(Data records)

%%

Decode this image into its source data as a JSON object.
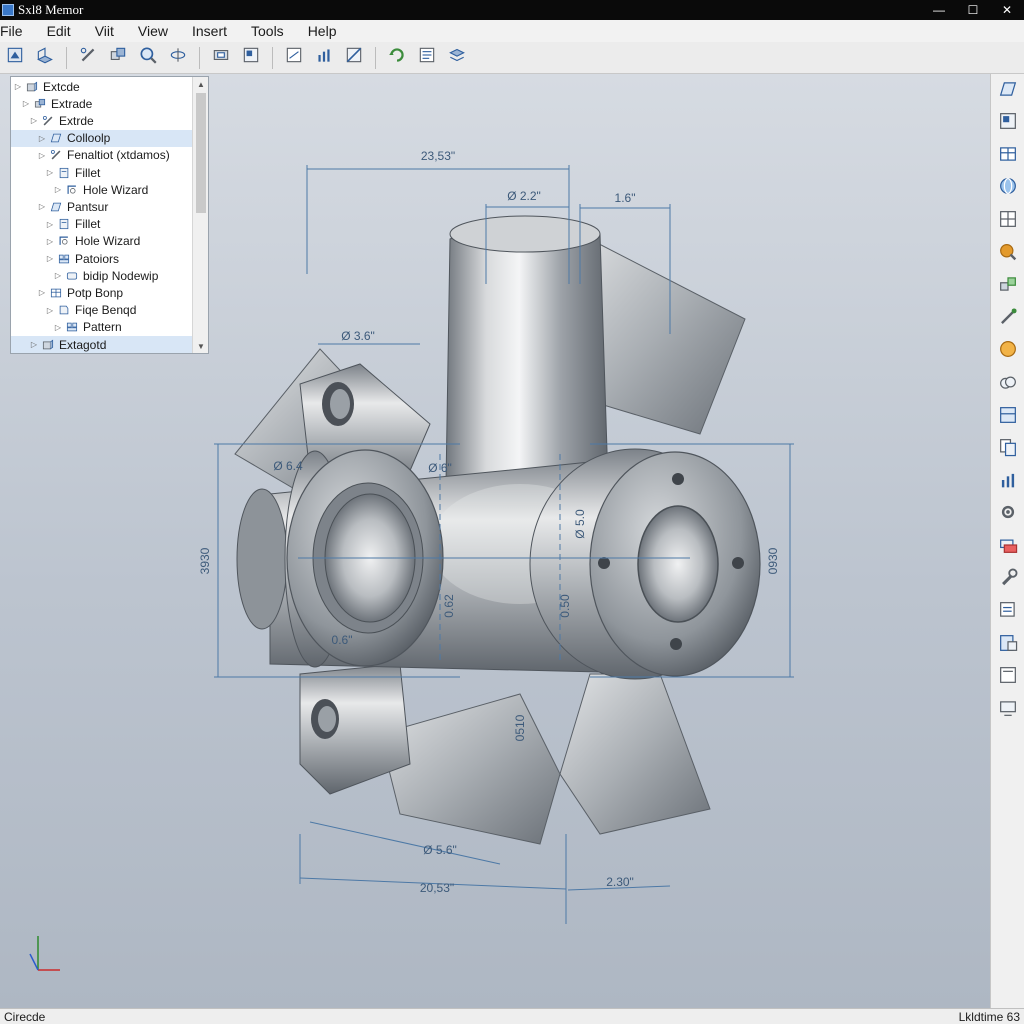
{
  "window": {
    "title": "Sxl8 Memor",
    "minimize": "—",
    "maximize": "☐",
    "close": "✕"
  },
  "menu": [
    {
      "id": "file",
      "label": "File"
    },
    {
      "id": "edit",
      "label": "Edit"
    },
    {
      "id": "view-1",
      "label": "Viit"
    },
    {
      "id": "view-2",
      "label": "View"
    },
    {
      "id": "insert",
      "label": "Insert"
    },
    {
      "id": "tools",
      "label": "Tools"
    },
    {
      "id": "help",
      "label": "Help"
    }
  ],
  "toolbar_icons": [
    "new-part-icon",
    "extrude-icon",
    "sketch-icon",
    "assembly-icon",
    "zoom-icon",
    "revolve-icon",
    "cut-icon",
    "view-icon",
    "drawing-icon",
    "chart-icon",
    "section-icon",
    "rebuild-icon",
    "properties-icon",
    "layers-icon"
  ],
  "tree": {
    "items": [
      {
        "label": "Extcde",
        "depth": 0,
        "icon": "feature-icon",
        "selected": false
      },
      {
        "label": "Extrade",
        "depth": 1,
        "icon": "assembly-icon",
        "selected": false
      },
      {
        "label": "Extrde",
        "depth": 2,
        "icon": "sketch-icon",
        "selected": false
      },
      {
        "label": "Colloolp",
        "depth": 3,
        "icon": "plane-icon",
        "selected": true
      },
      {
        "label": "Fenaltiot (xtdamos)",
        "depth": 3,
        "icon": "sketch-icon",
        "selected": false
      },
      {
        "label": "Fillet",
        "depth": 4,
        "icon": "fillet-icon",
        "selected": false
      },
      {
        "label": "Hole Wizard",
        "depth": 5,
        "icon": "hole-icon",
        "selected": false
      },
      {
        "label": "Pantsur",
        "depth": 3,
        "icon": "plane-icon",
        "selected": false
      },
      {
        "label": "Fillet",
        "depth": 4,
        "icon": "fillet-icon",
        "selected": false
      },
      {
        "label": "Hole Wizard",
        "depth": 4,
        "icon": "hole-icon",
        "selected": false
      },
      {
        "label": "Patoiors",
        "depth": 4,
        "icon": "pattern-icon",
        "selected": false
      },
      {
        "label": "bidip Nodewip",
        "depth": 5,
        "icon": "body-icon",
        "selected": false
      },
      {
        "label": "Potp Bonp",
        "depth": 3,
        "icon": "table-icon",
        "selected": false
      },
      {
        "label": "Fiqe Benqd",
        "depth": 4,
        "icon": "sheet-icon",
        "selected": false
      },
      {
        "label": "Pattern",
        "depth": 5,
        "icon": "pattern-icon",
        "selected": false
      },
      {
        "label": "Extagotd",
        "depth": 2,
        "icon": "feature-icon",
        "selected": true
      }
    ]
  },
  "task_icons": [
    "plane-icon",
    "view-icon",
    "table-icon",
    "globe-icon",
    "grid-icon",
    "appearance-icon",
    "mate-icon",
    "probe-icon",
    "color-icon",
    "cloud-icon",
    "layout-icon",
    "copy-icon",
    "chart-icon",
    "settings-icon",
    "stack-icon",
    "wrench-icon",
    "note-icon",
    "file-icon",
    "measure-icon",
    "screen-icon"
  ],
  "dimensions": {
    "top_overall": "23,53\"",
    "top_dia": "Ø 2.2\"",
    "top_right": "1.6\"",
    "left_bore": "Ø 3.6\"",
    "left_small": "Ø 6.4",
    "center_dia": "Ø 6\"",
    "right_vertical": "Ø 5.0",
    "left_height": "3930",
    "right_height": "0930",
    "center_vert": "0.62",
    "center_vert_2": "0.50",
    "lower_vert": "0510",
    "lower_left": "0.6\"",
    "bottom_dia": "Ø 5.6\"",
    "bottom_overall": "20,53\"",
    "bottom_right": "2.30\""
  },
  "status": {
    "left": "Cirecde",
    "right": "Lkldtime 63"
  }
}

%%

Write the listing above out again exactly, dropping each image.

Decode this image into its source data as a JSON object.
{
  "window": {
    "title": "Sxl8 Memor",
    "minimize": "—",
    "maximize": "☐",
    "close": "✕"
  },
  "menu": [
    {
      "id": "file",
      "label": "File"
    },
    {
      "id": "edit",
      "label": "Edit"
    },
    {
      "id": "view-1",
      "label": "Viit"
    },
    {
      "id": "view-2",
      "label": "View"
    },
    {
      "id": "insert",
      "label": "Insert"
    },
    {
      "id": "tools",
      "label": "Tools"
    },
    {
      "id": "help",
      "label": "Help"
    }
  ],
  "toolbar_icons": [
    "new-part-icon",
    "extrude-icon",
    "sketch-icon",
    "assembly-icon",
    "zoom-icon",
    "revolve-icon",
    "cut-icon",
    "view-icon",
    "drawing-icon",
    "chart-icon",
    "section-icon",
    "rebuild-icon",
    "properties-icon",
    "layers-icon"
  ],
  "tree": {
    "items": [
      {
        "label": "Extcde",
        "depth": 0,
        "icon": "feature-icon",
        "selected": false
      },
      {
        "label": "Extrade",
        "depth": 1,
        "icon": "assembly-icon",
        "selected": false
      },
      {
        "label": "Extrde",
        "depth": 2,
        "icon": "sketch-icon",
        "selected": false
      },
      {
        "label": "Colloolp",
        "depth": 3,
        "icon": "plane-icon",
        "selected": true
      },
      {
        "label": "Fenaltiot (xtdamos)",
        "depth": 3,
        "icon": "sketch-icon",
        "selected": false
      },
      {
        "label": "Fillet",
        "depth": 4,
        "icon": "fillet-icon",
        "selected": false
      },
      {
        "label": "Hole Wizard",
        "depth": 5,
        "icon": "hole-icon",
        "selected": false
      },
      {
        "label": "Pantsur",
        "depth": 3,
        "icon": "plane-icon",
        "selected": false
      },
      {
        "label": "Fillet",
        "depth": 4,
        "icon": "fillet-icon",
        "selected": false
      },
      {
        "label": "Hole Wizard",
        "depth": 4,
        "icon": "hole-icon",
        "selected": false
      },
      {
        "label": "Patoiors",
        "depth": 4,
        "icon": "pattern-icon",
        "selected": false
      },
      {
        "label": "bidip Nodewip",
        "depth": 5,
        "icon": "body-icon",
        "selected": false
      },
      {
        "label": "Potp Bonp",
        "depth": 3,
        "icon": "table-icon",
        "selected": false
      },
      {
        "label": "Fiqe Benqd",
        "depth": 4,
        "icon": "sheet-icon",
        "selected": false
      },
      {
        "label": "Pattern",
        "depth": 5,
        "icon": "pattern-icon",
        "selected": false
      },
      {
        "label": "Extagotd",
        "depth": 2,
        "icon": "feature-icon",
        "selected": true
      }
    ]
  },
  "task_icons": [
    "plane-icon",
    "view-icon",
    "table-icon",
    "globe-icon",
    "grid-icon",
    "appearance-icon",
    "mate-icon",
    "probe-icon",
    "color-icon",
    "cloud-icon",
    "layout-icon",
    "copy-icon",
    "chart-icon",
    "settings-icon",
    "stack-icon",
    "wrench-icon",
    "note-icon",
    "file-icon",
    "measure-icon",
    "screen-icon"
  ],
  "dimensions": {
    "top_overall": "23,53\"",
    "top_dia": "Ø 2.2\"",
    "top_right": "1.6\"",
    "left_bore": "Ø 3.6\"",
    "left_small": "Ø 6.4",
    "center_dia": "Ø 6\"",
    "right_vertical": "Ø 5.0",
    "left_height": "3930",
    "right_height": "0930",
    "center_vert": "0.62",
    "center_vert_2": "0.50",
    "lower_vert": "0510",
    "lower_left": "0.6\"",
    "bottom_dia": "Ø 5.6\"",
    "bottom_overall": "20,53\"",
    "bottom_right": "2.30\""
  },
  "status": {
    "left": "Cirecde",
    "right": "Lkldtime 63"
  }
}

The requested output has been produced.